* START INPUT MATERIAL *
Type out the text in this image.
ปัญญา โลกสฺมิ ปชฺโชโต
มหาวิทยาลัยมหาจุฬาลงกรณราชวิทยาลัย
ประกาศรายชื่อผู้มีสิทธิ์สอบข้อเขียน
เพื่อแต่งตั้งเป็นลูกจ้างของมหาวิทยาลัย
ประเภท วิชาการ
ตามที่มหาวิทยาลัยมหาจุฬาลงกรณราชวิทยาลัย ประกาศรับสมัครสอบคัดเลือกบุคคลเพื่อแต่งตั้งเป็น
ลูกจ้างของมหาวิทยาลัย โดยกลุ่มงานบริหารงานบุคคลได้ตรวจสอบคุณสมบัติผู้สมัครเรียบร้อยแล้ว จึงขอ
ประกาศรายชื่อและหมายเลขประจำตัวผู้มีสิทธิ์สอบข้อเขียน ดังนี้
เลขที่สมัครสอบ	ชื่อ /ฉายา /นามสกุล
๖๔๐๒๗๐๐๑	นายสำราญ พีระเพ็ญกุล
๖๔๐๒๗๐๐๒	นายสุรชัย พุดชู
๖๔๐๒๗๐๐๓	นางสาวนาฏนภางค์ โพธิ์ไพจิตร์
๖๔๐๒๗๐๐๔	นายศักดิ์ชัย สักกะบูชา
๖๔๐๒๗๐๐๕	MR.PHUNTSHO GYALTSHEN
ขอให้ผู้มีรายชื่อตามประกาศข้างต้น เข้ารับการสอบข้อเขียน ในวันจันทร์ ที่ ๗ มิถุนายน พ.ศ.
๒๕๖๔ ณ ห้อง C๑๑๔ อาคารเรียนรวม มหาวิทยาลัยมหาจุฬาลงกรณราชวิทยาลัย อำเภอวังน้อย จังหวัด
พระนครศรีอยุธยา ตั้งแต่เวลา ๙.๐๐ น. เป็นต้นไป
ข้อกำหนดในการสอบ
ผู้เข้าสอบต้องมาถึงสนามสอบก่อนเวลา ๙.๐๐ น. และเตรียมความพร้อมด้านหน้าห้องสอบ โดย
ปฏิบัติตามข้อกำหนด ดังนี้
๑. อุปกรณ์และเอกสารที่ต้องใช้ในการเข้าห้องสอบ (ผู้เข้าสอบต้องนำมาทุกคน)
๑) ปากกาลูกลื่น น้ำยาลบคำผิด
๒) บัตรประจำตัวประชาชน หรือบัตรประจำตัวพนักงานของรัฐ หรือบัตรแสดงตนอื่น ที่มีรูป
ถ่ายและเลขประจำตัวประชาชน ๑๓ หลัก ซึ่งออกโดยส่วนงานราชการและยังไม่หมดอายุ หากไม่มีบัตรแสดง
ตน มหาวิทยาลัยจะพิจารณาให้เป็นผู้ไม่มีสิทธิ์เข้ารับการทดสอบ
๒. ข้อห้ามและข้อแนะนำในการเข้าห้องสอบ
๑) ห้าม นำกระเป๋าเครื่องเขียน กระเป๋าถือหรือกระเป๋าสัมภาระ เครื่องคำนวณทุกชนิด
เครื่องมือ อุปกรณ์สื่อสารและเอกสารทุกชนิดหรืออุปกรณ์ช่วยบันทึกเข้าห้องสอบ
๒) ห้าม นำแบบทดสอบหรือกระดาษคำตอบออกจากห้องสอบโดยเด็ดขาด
* END INPUT MATERIAL *
WRITTEN EXERCISE
Search the data for the string "าสอบต" and copy each line where it appears.

THE REPLY
ผู้เข้าสอบต้องมาถึงสนามสอบก่อนเวลา ๙.๐๐ น. และเตรียมความพร้อมด้านหน้าห้องสอบ โดย
๑. อุปกรณ์และเอกสารที่ต้องใช้ในการเข้าห้องสอบ (ผู้เข้าสอบต้องนำมาทุกคน)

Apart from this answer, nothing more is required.